Data section
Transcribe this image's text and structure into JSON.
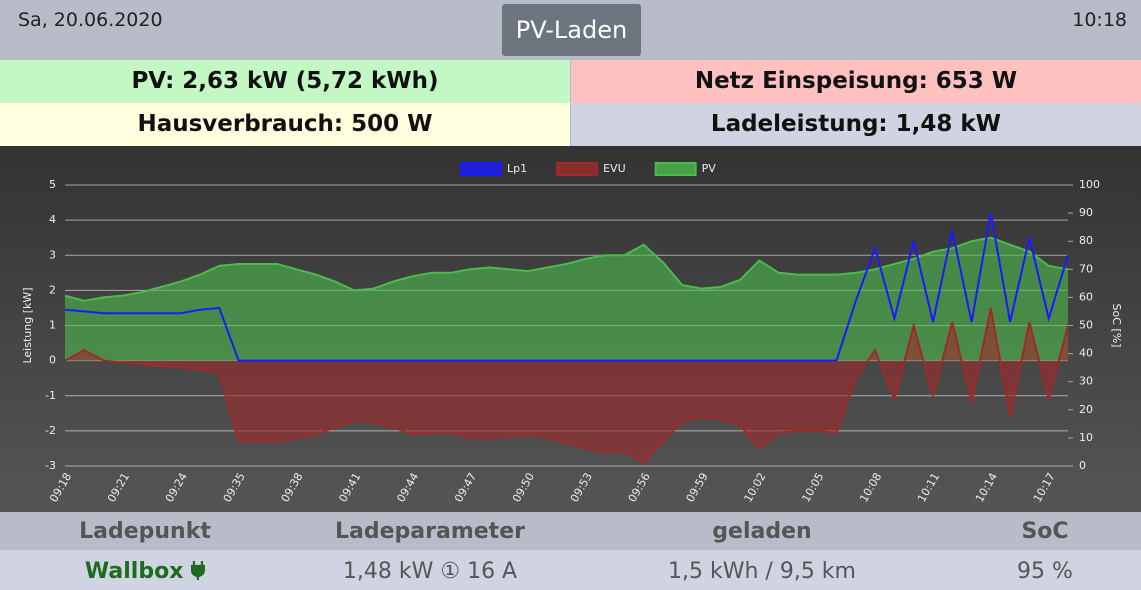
{
  "header": {
    "date": "Sa, 20.06.2020",
    "button": "PV-Laden",
    "time": "10:18"
  },
  "tiles": [
    "PV: 2,63 kW (5,72 kWh)",
    "Netz Einspeisung: 653 W",
    "Hausverbrauch: 500 W",
    "Ladeleistung: 1,48 kW"
  ],
  "chart_data": {
    "type": "area",
    "y_label": "Leistung [kW]",
    "y2_label": "SoC [%]",
    "categories": [
      "09:18",
      null,
      null,
      "09:21",
      null,
      null,
      "09:24",
      null,
      null,
      "09:35",
      null,
      null,
      "09:38",
      null,
      null,
      "09:41",
      null,
      null,
      "09:44",
      null,
      null,
      "09:47",
      null,
      null,
      "09:50",
      null,
      null,
      "09:53",
      null,
      null,
      "09:56",
      null,
      null,
      "09:59",
      null,
      null,
      "10:02",
      null,
      null,
      "10:05",
      null,
      null,
      "10:08",
      null,
      null,
      "10:11",
      null,
      null,
      "10:14",
      null,
      null,
      "10:17",
      null
    ],
    "series": [
      {
        "name": "Lp1",
        "color": "#1a1aff",
        "fill": false,
        "values": [
          1.45,
          1.4,
          1.35,
          1.35,
          1.35,
          1.35,
          1.35,
          1.45,
          1.5,
          0,
          0,
          0,
          0,
          0,
          0,
          0,
          0,
          0,
          0,
          0,
          0,
          0,
          0,
          0,
          0,
          0,
          0,
          0,
          0,
          0,
          0,
          0,
          0,
          0,
          0,
          0,
          0,
          0,
          0,
          0,
          0,
          1.7,
          3.2,
          1.2,
          3.4,
          1.1,
          3.7,
          1.1,
          4.2,
          1.1,
          3.5,
          1.2,
          3.0
        ]
      },
      {
        "name": "EVU",
        "color": "#9e2a2b",
        "fill": true,
        "values": [
          0,
          0.3,
          0,
          -0.05,
          -0.1,
          -0.15,
          -0.2,
          -0.25,
          -0.35,
          -2.3,
          -2.3,
          -2.3,
          -2.2,
          -2.1,
          -1.9,
          -1.7,
          -1.75,
          -1.9,
          -2.1,
          -2.05,
          -2.05,
          -2.2,
          -2.2,
          -2.15,
          -2.1,
          -2.2,
          -2.35,
          -2.5,
          -2.6,
          -2.6,
          -2.9,
          -2.3,
          -1.75,
          -1.6,
          -1.65,
          -1.85,
          -2.5,
          -2.05,
          -2.0,
          -2.0,
          -2.05,
          -0.5,
          0.3,
          -1.1,
          1.0,
          -1.0,
          1.1,
          -1.2,
          1.5,
          -1.6,
          1.1,
          -1.1,
          1.0
        ]
      },
      {
        "name": "PV",
        "color": "#4cbb4c",
        "fill": true,
        "values": [
          1.85,
          1.7,
          1.8,
          1.85,
          1.95,
          2.1,
          2.25,
          2.45,
          2.7,
          2.75,
          2.75,
          2.75,
          2.6,
          2.45,
          2.25,
          2.0,
          2.05,
          2.25,
          2.4,
          2.5,
          2.5,
          2.6,
          2.65,
          2.6,
          2.55,
          2.65,
          2.75,
          2.9,
          3.0,
          3.0,
          3.3,
          2.8,
          2.15,
          2.05,
          2.1,
          2.3,
          2.85,
          2.5,
          2.45,
          2.45,
          2.45,
          2.5,
          2.6,
          2.75,
          2.9,
          3.1,
          3.2,
          3.4,
          3.5,
          3.3,
          3.1,
          2.7,
          2.6
        ]
      }
    ],
    "ylim": [
      -3,
      5
    ],
    "yticks": [
      -3,
      -2,
      -1,
      0,
      1,
      2,
      3,
      4,
      5
    ],
    "y2lim": [
      0,
      100
    ],
    "y2ticks": [
      0,
      10,
      20,
      30,
      40,
      50,
      60,
      70,
      80,
      90,
      100
    ],
    "grid": true,
    "legend": "top"
  },
  "table": {
    "headers": [
      "Ladepunkt",
      "Ladeparameter",
      "geladen",
      "SoC"
    ],
    "rows": [
      [
        "Wallbox",
        "1,48 kW ① 16 A",
        "1,5 kWh / 9,5 km",
        "95 %"
      ]
    ]
  }
}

Work to complete
Without the pictures, restate all the entries above exactly.

Answer
Transcribe this image's text and structure into JSON.
{
  "header": {
    "date": "Sa, 20.06.2020",
    "button": "PV-Laden",
    "time": "10:18"
  },
  "tiles": [
    "PV: 2,63 kW (5,72 kWh)",
    "Netz Einspeisung: 653 W",
    "Hausverbrauch: 500 W",
    "Ladeleistung: 1,48 kW"
  ],
  "chart_data": {
    "type": "area",
    "y_label": "Leistung [kW]",
    "y2_label": "SoC [%]",
    "categories": [
      "09:18",
      null,
      null,
      "09:21",
      null,
      null,
      "09:24",
      null,
      null,
      "09:35",
      null,
      null,
      "09:38",
      null,
      null,
      "09:41",
      null,
      null,
      "09:44",
      null,
      null,
      "09:47",
      null,
      null,
      "09:50",
      null,
      null,
      "09:53",
      null,
      null,
      "09:56",
      null,
      null,
      "09:59",
      null,
      null,
      "10:02",
      null,
      null,
      "10:05",
      null,
      null,
      "10:08",
      null,
      null,
      "10:11",
      null,
      null,
      "10:14",
      null,
      null,
      "10:17",
      null
    ],
    "series": [
      {
        "name": "Lp1",
        "color": "#1a1aff",
        "fill": false,
        "values": [
          1.45,
          1.4,
          1.35,
          1.35,
          1.35,
          1.35,
          1.35,
          1.45,
          1.5,
          0,
          0,
          0,
          0,
          0,
          0,
          0,
          0,
          0,
          0,
          0,
          0,
          0,
          0,
          0,
          0,
          0,
          0,
          0,
          0,
          0,
          0,
          0,
          0,
          0,
          0,
          0,
          0,
          0,
          0,
          0,
          0,
          1.7,
          3.2,
          1.2,
          3.4,
          1.1,
          3.7,
          1.1,
          4.2,
          1.1,
          3.5,
          1.2,
          3.0
        ]
      },
      {
        "name": "EVU",
        "color": "#9e2a2b",
        "fill": true,
        "values": [
          0,
          0.3,
          0,
          -0.05,
          -0.1,
          -0.15,
          -0.2,
          -0.25,
          -0.35,
          -2.3,
          -2.3,
          -2.3,
          -2.2,
          -2.1,
          -1.9,
          -1.7,
          -1.75,
          -1.9,
          -2.1,
          -2.05,
          -2.05,
          -2.2,
          -2.2,
          -2.15,
          -2.1,
          -2.2,
          -2.35,
          -2.5,
          -2.6,
          -2.6,
          -2.9,
          -2.3,
          -1.75,
          -1.6,
          -1.65,
          -1.85,
          -2.5,
          -2.05,
          -2.0,
          -2.0,
          -2.05,
          -0.5,
          0.3,
          -1.1,
          1.0,
          -1.0,
          1.1,
          -1.2,
          1.5,
          -1.6,
          1.1,
          -1.1,
          1.0
        ]
      },
      {
        "name": "PV",
        "color": "#4cbb4c",
        "fill": true,
        "values": [
          1.85,
          1.7,
          1.8,
          1.85,
          1.95,
          2.1,
          2.25,
          2.45,
          2.7,
          2.75,
          2.75,
          2.75,
          2.6,
          2.45,
          2.25,
          2.0,
          2.05,
          2.25,
          2.4,
          2.5,
          2.5,
          2.6,
          2.65,
          2.6,
          2.55,
          2.65,
          2.75,
          2.9,
          3.0,
          3.0,
          3.3,
          2.8,
          2.15,
          2.05,
          2.1,
          2.3,
          2.85,
          2.5,
          2.45,
          2.45,
          2.45,
          2.5,
          2.6,
          2.75,
          2.9,
          3.1,
          3.2,
          3.4,
          3.5,
          3.3,
          3.1,
          2.7,
          2.6
        ]
      }
    ],
    "ylim": [
      -3,
      5
    ],
    "yticks": [
      -3,
      -2,
      -1,
      0,
      1,
      2,
      3,
      4,
      5
    ],
    "y2lim": [
      0,
      100
    ],
    "y2ticks": [
      0,
      10,
      20,
      30,
      40,
      50,
      60,
      70,
      80,
      90,
      100
    ],
    "grid": true,
    "legend": "top"
  },
  "table": {
    "headers": [
      "Ladepunkt",
      "Ladeparameter",
      "geladen",
      "SoC"
    ],
    "rows": [
      [
        "Wallbox",
        "1,48 kW ① 16 A",
        "1,5 kWh / 9,5 km",
        "95 %"
      ]
    ]
  }
}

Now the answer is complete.